Gaël Faye remporte le “prix Goncourt : le choix de l’Espagne 2024” pour son roman Jacaranda, un récit sensible et bouleversant sur la mémoire, le pardon et la reconstruction après le génocide rwandais. L’annonce a été faite ce jeudi 8 avril à l’Institut français de Madrid, à l’issue de la délibération d’un jury composé d’étudiants issus de plusieurs universités espagnoles et des lycées français de Madrid, Barcelone et Valence.


Le “prix Goncourt : le choix de l’Espagne 2024” : un jury jeune et engagé
Présidé par Pierre Assouline, écrivain et membre de l’académie Goncourt, et Eva Orúe, directrice de la Foire du Livre de Madrid, le jury 2024 réunissait des étudiants en lettres de l’université autonome et de l’université complutense de Madrid, ainsi que des universités de Valence, Oviedo et Grenade. Pour la première fois, trois lycéens des lycées français d’Espagne ont également participé aux débats.

Énoncé:
Selon le texte fourni, qui présidait le jury du « prix Goncourt : le choix de l'Espagne 2024 » ?

Données extraites:
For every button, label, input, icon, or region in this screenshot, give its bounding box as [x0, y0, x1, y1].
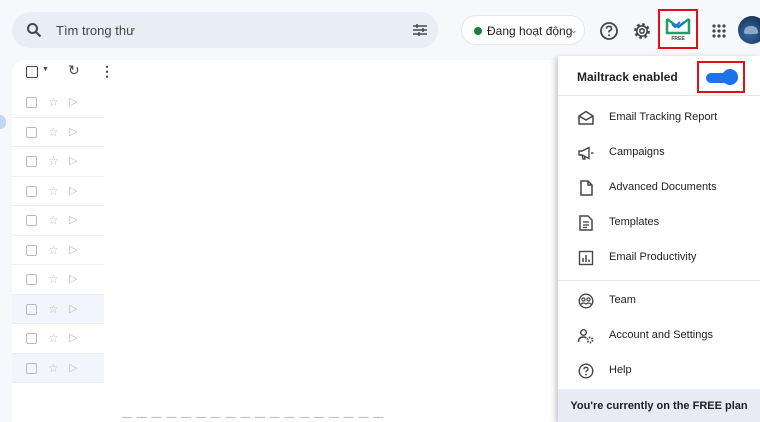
support-help-icon[interactable]	[597, 19, 621, 43]
google-apps-grid-icon[interactable]	[707, 19, 731, 43]
team-icon	[578, 293, 594, 309]
menu-item-label: Email Productivity	[609, 251, 697, 263]
select-options-caret-icon[interactable]: ▼	[42, 66, 49, 73]
menu-item-label: Campaigns	[609, 146, 665, 158]
row-checkbox[interactable]	[26, 303, 37, 315]
star-icon[interactable]: ☆	[48, 125, 59, 139]
important-marker-icon[interactable]: ▷	[69, 184, 77, 197]
menu-item-label: Email Tracking Report	[609, 111, 718, 123]
menu-item-label: Templates	[609, 216, 660, 228]
envelope-open-icon	[578, 110, 594, 125]
compose-rail-edge	[0, 115, 6, 129]
row-checkbox[interactable]	[26, 156, 37, 167]
plan-banner[interactable]: You're currently on the FREE plan	[558, 389, 760, 422]
important-marker-icon[interactable]: ▷	[69, 213, 77, 226]
settings-gear-icon[interactable]	[630, 19, 654, 43]
row-checkbox[interactable]	[26, 126, 37, 138]
mailtrack-logo-icon	[665, 17, 691, 35]
mailtrack-extension-button[interactable]: FREE	[658, 9, 698, 49]
search-icon	[27, 23, 42, 38]
menu-item-advanced-documents[interactable]: Advanced Documents	[558, 170, 760, 205]
document-icon	[580, 180, 593, 196]
inbox-toolbar: ▼ ↻ ⋮	[12, 60, 558, 88]
important-marker-icon[interactable]: ▷	[69, 361, 77, 374]
search-input[interactable]: Tìm trong thư	[56, 23, 135, 38]
bar-chart-icon	[578, 250, 594, 266]
important-marker-icon[interactable]: ▷	[69, 125, 77, 138]
menu-item-help[interactable]: Help	[558, 353, 760, 388]
star-icon[interactable]: ☆	[48, 302, 59, 316]
row-checkbox[interactable]	[26, 97, 37, 108]
star-icon[interactable]: ☆	[48, 331, 59, 345]
select-all-checkbox[interactable]	[26, 66, 38, 78]
mailtrack-menu-header: Mailtrack enabled	[558, 56, 760, 96]
more-options-icon[interactable]: ⋮	[100, 63, 114, 80]
menu-item-campaigns[interactable]: Campaigns	[558, 135, 760, 170]
menu-item-team[interactable]: Team	[558, 283, 760, 318]
row-checkbox[interactable]	[26, 185, 37, 197]
megaphone-icon	[578, 146, 594, 160]
star-icon[interactable]: ☆	[48, 213, 59, 227]
status-active-dot	[474, 27, 482, 35]
status-selector[interactable]: Đang hoạt động ⌄	[461, 15, 585, 45]
star-icon[interactable]: ☆	[48, 243, 59, 257]
mail-content-area	[104, 88, 558, 402]
row-checkbox[interactable]	[26, 215, 37, 226]
chevron-down-icon: ⌄	[570, 25, 578, 35]
important-marker-icon[interactable]: ▷	[69, 331, 77, 344]
menu-item-label: Help	[609, 364, 632, 376]
menu-item-account-and-settings[interactable]: Account and Settings	[558, 318, 760, 353]
refresh-icon[interactable]: ↻	[68, 62, 80, 79]
important-marker-icon[interactable]: ▷	[69, 302, 77, 315]
important-marker-icon[interactable]: ▷	[69, 272, 77, 285]
row-checkbox[interactable]	[26, 333, 37, 344]
menu-item-label: Team	[609, 294, 636, 306]
menu-item-label: Advanced Documents	[609, 181, 717, 193]
star-icon[interactable]: ☆	[48, 361, 59, 375]
inbox-list: ▼ ↻ ⋮ ☆▷o☆▷k☆▷d☆▷a☆▷M☆▷a☆▷g☆▷s☆▷T☆▷/ — —…	[12, 60, 558, 422]
star-icon[interactable]: ☆	[48, 184, 59, 198]
account-avatar[interactable]	[738, 16, 760, 44]
help-circle-icon	[578, 363, 594, 379]
menu-item-label: Account and Settings	[609, 329, 713, 341]
mailtrack-toggle-highlight	[697, 61, 745, 93]
menu-item-email-tracking-report[interactable]: Email Tracking Report	[558, 100, 760, 135]
top-bar: Tìm trong thư Đang hoạt động ⌄ FREE	[0, 0, 760, 60]
mailtrack-plan-badge: FREE	[671, 36, 685, 42]
row-checkbox[interactable]	[26, 274, 37, 285]
menu-divider	[558, 280, 760, 281]
star-icon[interactable]: ☆	[48, 95, 59, 109]
mailtrack-dropdown-menu: Mailtrack enabled Email Tracking Report …	[558, 56, 760, 422]
star-icon[interactable]: ☆	[48, 154, 59, 168]
plan-banner-text: You're currently on the FREE plan	[570, 400, 748, 412]
account-settings-icon	[577, 329, 594, 344]
offscreen-row-text: — — — — — — — — — — — — — — — — — —	[122, 412, 385, 422]
status-label: Đang hoạt động	[487, 24, 573, 38]
important-marker-icon[interactable]: ▷	[69, 243, 77, 256]
row-checkbox[interactable]	[26, 244, 37, 256]
menu-item-templates[interactable]: Templates	[558, 205, 760, 240]
mailtrack-toggle-knob[interactable]	[722, 69, 738, 85]
search-options-icon[interactable]	[412, 22, 428, 38]
star-icon[interactable]: ☆	[48, 272, 59, 286]
row-checkbox[interactable]	[26, 362, 37, 374]
important-marker-icon[interactable]: ▷	[69, 154, 77, 167]
mailtrack-enabled-label: Mailtrack enabled	[577, 70, 678, 84]
template-icon	[579, 215, 593, 231]
important-marker-icon[interactable]: ▷	[69, 95, 77, 108]
search-bar[interactable]: Tìm trong thư	[12, 12, 438, 48]
menu-item-email-productivity[interactable]: Email Productivity	[558, 240, 760, 275]
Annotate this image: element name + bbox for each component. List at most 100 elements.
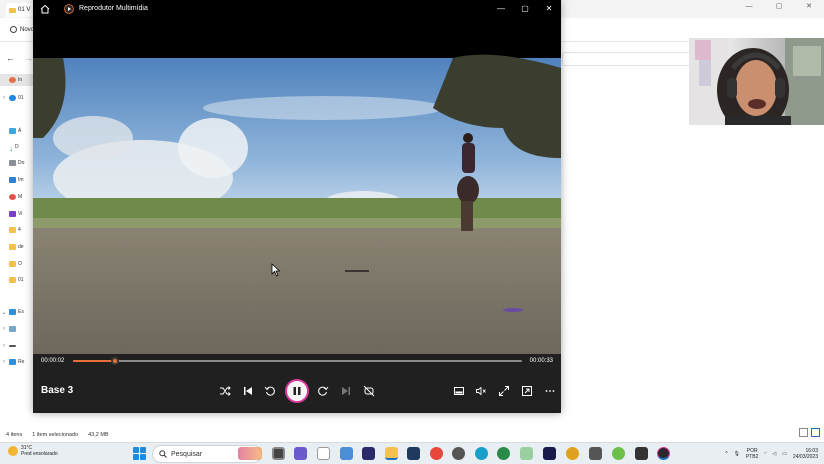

Corrigé:
Pierre Assouline, écrivain et membre de l'académie Goncourt, et Eva Orúe, directrice de la Foire du Livre de Madrid.